* **WORK TO BE COMPLETED**: Omit every picture and output the rest of the records exactly as they are.

<<<<

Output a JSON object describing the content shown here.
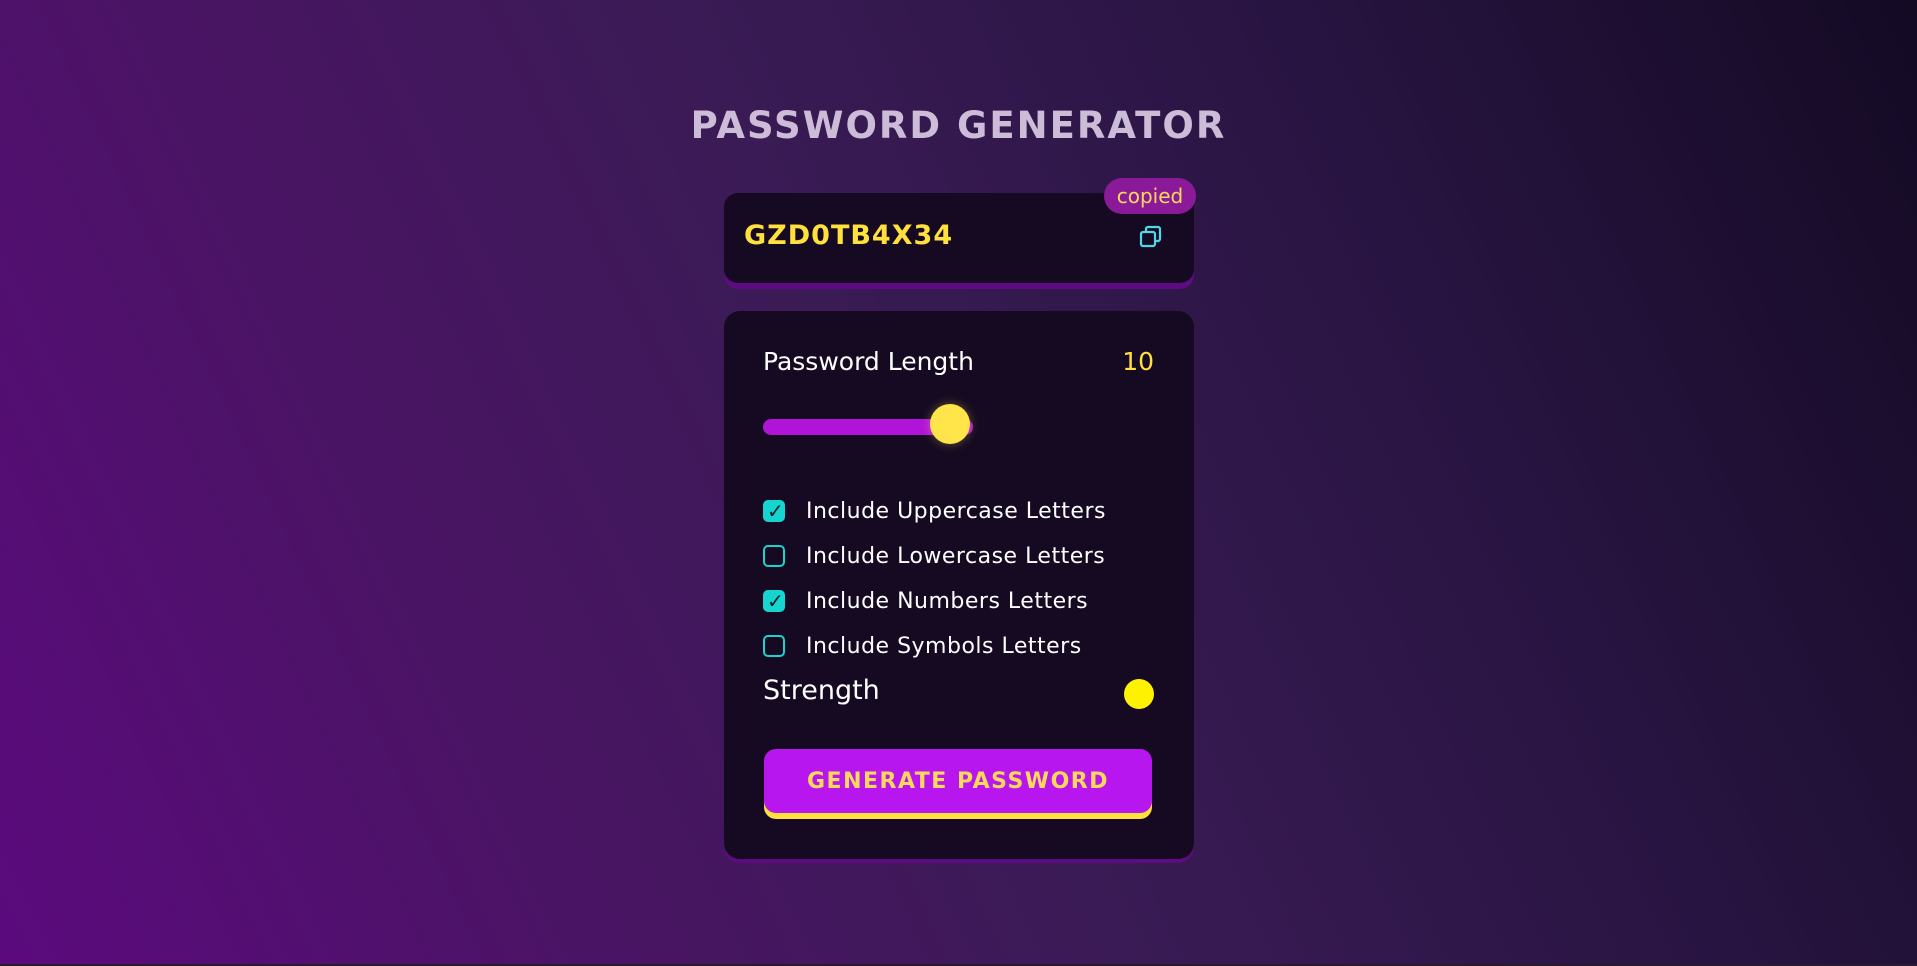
{
  "app": {
    "title": "PASSWORD GENERATOR"
  },
  "password": {
    "value": "GZD0TB4X34",
    "copy_icon": "copy-icon",
    "copied_label": "copied"
  },
  "length": {
    "label": "Password Length",
    "value": "10",
    "slider_fraction": 0.45
  },
  "options": [
    {
      "label": "Include Uppercase Letters",
      "checked": true
    },
    {
      "label": "Include Lowercase Letters",
      "checked": false
    },
    {
      "label": "Include Numbers Letters",
      "checked": true
    },
    {
      "label": "Include Symbols Letters",
      "checked": false
    }
  ],
  "strength": {
    "label": "Strength",
    "indicator_color": "#fff200"
  },
  "generate_button": {
    "label": "GENERATE PASSWORD"
  },
  "colors": {
    "accent_yellow": "#ffe03c",
    "accent_purple": "#b816ee",
    "check_teal": "#16d4d0"
  }
}
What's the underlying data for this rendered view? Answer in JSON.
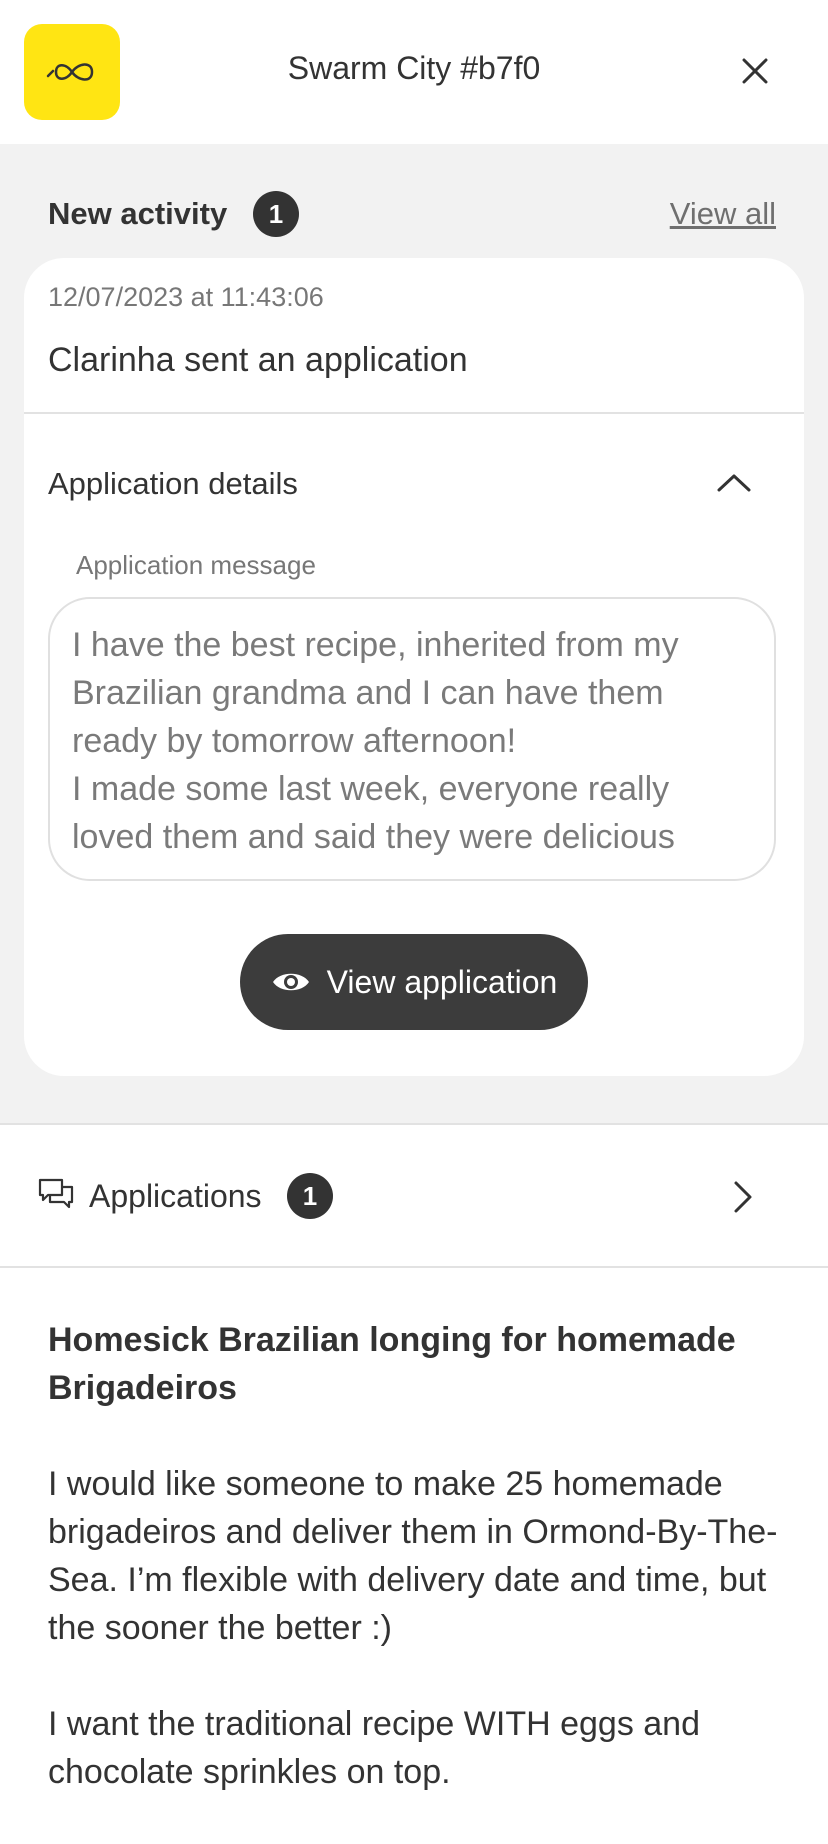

>>>>

* **SOLUTION FOR THIS PROBLEM**:
Output a JSON object describing the content shown here.
{
  "app": {
    "title": "PASSWORD GENERATOR"
  },
  "password": {
    "value": "GZD0TB4X34",
    "copy_icon": "copy-icon",
    "copied_label": "copied"
  },
  "length": {
    "label": "Password Length",
    "value": "10",
    "slider_fraction": 0.45
  },
  "options": [
    {
      "label": "Include Uppercase Letters",
      "checked": true
    },
    {
      "label": "Include Lowercase Letters",
      "checked": false
    },
    {
      "label": "Include Numbers Letters",
      "checked": true
    },
    {
      "label": "Include Symbols Letters",
      "checked": false
    }
  ],
  "strength": {
    "label": "Strength",
    "indicator_color": "#fff200"
  },
  "generate_button": {
    "label": "GENERATE PASSWORD"
  },
  "colors": {
    "accent_yellow": "#ffe03c",
    "accent_purple": "#b816ee",
    "check_teal": "#16d4d0"
  }
}
What's the underlying data for this rendered view? Answer in JSON.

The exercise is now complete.